[Begin Items]

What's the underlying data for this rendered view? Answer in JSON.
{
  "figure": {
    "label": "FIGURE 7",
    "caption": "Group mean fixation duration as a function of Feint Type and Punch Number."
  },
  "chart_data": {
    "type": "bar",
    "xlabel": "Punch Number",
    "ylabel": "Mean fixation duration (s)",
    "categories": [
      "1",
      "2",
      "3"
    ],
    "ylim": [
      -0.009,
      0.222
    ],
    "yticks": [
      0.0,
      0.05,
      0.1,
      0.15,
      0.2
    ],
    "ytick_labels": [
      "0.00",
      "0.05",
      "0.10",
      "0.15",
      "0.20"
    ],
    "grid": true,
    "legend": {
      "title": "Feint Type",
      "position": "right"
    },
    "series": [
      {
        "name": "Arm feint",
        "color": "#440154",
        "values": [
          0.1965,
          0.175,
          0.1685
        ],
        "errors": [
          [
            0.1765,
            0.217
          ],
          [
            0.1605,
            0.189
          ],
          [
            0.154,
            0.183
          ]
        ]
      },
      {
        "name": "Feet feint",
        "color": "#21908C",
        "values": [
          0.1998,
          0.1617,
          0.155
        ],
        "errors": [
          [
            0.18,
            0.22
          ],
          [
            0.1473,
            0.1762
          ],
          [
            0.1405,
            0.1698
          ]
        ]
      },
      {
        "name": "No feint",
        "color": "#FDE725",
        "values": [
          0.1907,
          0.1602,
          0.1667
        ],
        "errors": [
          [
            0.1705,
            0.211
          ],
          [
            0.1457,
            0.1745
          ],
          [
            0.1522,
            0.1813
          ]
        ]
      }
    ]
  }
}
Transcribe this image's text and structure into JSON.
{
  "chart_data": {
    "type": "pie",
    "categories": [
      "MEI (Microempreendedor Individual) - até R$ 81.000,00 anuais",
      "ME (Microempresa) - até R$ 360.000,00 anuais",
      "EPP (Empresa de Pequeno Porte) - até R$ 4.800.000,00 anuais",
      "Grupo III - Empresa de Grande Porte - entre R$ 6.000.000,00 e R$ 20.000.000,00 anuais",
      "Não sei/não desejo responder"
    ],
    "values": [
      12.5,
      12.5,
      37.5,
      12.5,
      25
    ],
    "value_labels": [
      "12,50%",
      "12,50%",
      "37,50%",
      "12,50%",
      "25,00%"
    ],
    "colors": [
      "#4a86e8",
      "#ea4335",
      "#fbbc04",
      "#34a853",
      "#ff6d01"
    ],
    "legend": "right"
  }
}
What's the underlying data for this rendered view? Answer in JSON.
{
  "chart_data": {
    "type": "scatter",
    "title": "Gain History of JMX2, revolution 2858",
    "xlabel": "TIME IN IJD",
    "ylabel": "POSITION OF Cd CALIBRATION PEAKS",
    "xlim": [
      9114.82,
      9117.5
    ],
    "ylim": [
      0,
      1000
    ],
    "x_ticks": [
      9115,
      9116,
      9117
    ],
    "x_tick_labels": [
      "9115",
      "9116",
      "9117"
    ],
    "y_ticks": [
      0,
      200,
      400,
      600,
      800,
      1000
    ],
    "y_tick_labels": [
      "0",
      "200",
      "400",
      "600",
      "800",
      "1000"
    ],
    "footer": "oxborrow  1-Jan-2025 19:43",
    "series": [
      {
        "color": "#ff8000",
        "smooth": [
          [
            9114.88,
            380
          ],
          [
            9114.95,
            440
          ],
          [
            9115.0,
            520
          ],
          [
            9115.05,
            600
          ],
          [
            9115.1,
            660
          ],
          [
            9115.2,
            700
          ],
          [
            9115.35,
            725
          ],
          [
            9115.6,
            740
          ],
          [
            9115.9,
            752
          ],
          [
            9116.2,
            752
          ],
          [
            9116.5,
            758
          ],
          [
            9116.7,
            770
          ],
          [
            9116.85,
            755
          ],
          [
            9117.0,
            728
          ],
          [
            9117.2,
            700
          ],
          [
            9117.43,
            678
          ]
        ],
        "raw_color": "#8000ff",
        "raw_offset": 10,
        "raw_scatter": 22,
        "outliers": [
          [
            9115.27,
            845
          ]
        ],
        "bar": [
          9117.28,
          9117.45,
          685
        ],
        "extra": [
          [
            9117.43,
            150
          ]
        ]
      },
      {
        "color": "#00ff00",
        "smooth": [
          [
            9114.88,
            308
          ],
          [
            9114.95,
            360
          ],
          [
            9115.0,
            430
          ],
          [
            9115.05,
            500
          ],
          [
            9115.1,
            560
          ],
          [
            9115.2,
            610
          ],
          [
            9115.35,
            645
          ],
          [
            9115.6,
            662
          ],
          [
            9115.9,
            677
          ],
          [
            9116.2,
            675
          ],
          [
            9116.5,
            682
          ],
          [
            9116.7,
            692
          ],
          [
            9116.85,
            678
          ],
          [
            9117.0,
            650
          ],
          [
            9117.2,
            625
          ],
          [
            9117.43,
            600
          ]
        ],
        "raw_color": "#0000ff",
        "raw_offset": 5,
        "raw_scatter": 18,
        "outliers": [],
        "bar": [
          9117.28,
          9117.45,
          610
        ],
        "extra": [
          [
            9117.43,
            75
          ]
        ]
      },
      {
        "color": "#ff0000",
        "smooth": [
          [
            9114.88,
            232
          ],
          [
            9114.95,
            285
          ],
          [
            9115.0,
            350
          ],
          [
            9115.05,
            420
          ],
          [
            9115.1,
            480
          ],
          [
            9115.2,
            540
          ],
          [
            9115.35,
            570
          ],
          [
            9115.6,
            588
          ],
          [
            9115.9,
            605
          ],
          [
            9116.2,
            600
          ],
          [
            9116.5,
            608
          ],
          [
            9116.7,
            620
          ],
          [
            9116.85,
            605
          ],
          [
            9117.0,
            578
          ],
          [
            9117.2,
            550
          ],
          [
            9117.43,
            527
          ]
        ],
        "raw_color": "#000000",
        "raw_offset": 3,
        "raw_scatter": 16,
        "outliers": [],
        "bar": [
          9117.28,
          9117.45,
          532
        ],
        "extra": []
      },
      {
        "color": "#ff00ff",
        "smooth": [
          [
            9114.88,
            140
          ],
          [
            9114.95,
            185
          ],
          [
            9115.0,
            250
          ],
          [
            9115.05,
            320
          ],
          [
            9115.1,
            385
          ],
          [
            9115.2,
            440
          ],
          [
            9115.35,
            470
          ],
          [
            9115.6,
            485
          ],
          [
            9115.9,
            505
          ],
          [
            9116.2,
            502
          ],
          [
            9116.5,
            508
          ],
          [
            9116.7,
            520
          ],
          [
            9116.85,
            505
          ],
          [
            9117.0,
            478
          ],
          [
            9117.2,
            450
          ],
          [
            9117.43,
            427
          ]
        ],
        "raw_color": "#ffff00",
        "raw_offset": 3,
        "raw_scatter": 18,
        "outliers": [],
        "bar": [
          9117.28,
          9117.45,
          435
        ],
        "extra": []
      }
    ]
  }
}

[End Items]

**Job:**
Find all the lines containing "duration" in the material, then copy them.

**Exercise solution:**
    "caption": "Group mean fixation duration as a function of Feint Type and Punch Number."
    "ylabel": "Mean fixation duration (s)",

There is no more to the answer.